(Data extract)
- - - - - - -

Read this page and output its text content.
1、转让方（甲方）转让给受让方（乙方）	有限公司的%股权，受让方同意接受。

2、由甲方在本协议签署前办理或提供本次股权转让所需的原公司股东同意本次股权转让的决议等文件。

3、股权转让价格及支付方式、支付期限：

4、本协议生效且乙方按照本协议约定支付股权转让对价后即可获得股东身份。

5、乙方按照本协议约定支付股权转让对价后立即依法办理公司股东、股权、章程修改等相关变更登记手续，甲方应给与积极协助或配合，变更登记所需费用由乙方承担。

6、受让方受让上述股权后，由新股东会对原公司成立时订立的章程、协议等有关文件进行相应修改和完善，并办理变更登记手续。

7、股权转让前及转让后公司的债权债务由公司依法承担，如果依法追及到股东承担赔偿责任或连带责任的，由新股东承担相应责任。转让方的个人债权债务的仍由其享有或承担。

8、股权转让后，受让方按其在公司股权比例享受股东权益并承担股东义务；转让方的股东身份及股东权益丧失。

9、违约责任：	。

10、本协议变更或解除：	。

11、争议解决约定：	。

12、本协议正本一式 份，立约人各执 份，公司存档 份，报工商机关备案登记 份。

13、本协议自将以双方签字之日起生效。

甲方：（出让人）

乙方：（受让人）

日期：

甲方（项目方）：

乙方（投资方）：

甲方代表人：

- - - - - - -

(Challenge) Write out the full set of records exactly as given.

(Output of the exercise)
Read this page and output its text content.
1、转让方（甲方）转让给受让方（乙方）	有限公司的%股权，受让方同意接受。

2、由甲方在本协议签署前办理或提供本次股权转让所需的原公司股东同意本次股权转让的决议等文件。

3、股权转让价格及支付方式、支付期限：

4、本协议生效且乙方按照本协议约定支付股权转让对价后即可获得股东身份。

5、乙方按照本协议约定支付股权转让对价后立即依法办理公司股东、股权、章程修改等相关变更登记手续，甲方应给与积极协助或配合，变更登记所需费用由乙方承担。

6、受让方受让上述股权后，由新股东会对原公司成立时订立的章程、协议等有关文件进行相应修改和完善，并办理变更登记手续。

7、股权转让前及转让后公司的债权债务由公司依法承担，如果依法追及到股东承担赔偿责任或连带责任的，由新股东承担相应责任。转让方的个人债权债务的仍由其享有或承担。

8、股权转让后，受让方按其在公司股权比例享受股东权益并承担股东义务；转让方的股东身份及股东权益丧失。

9、违约责任：	。

10、本协议变更或解除：	。

11、争议解决约定：	。

12、本协议正本一式 份，立约人各执 份，公司存档 份，报工商机关备案登记 份。

13、本协议自将以双方签字之日起生效。

甲方：（出让人）

乙方：（受让人）

日期：

甲方（项目方）：

乙方（投资方）：

甲方代表人：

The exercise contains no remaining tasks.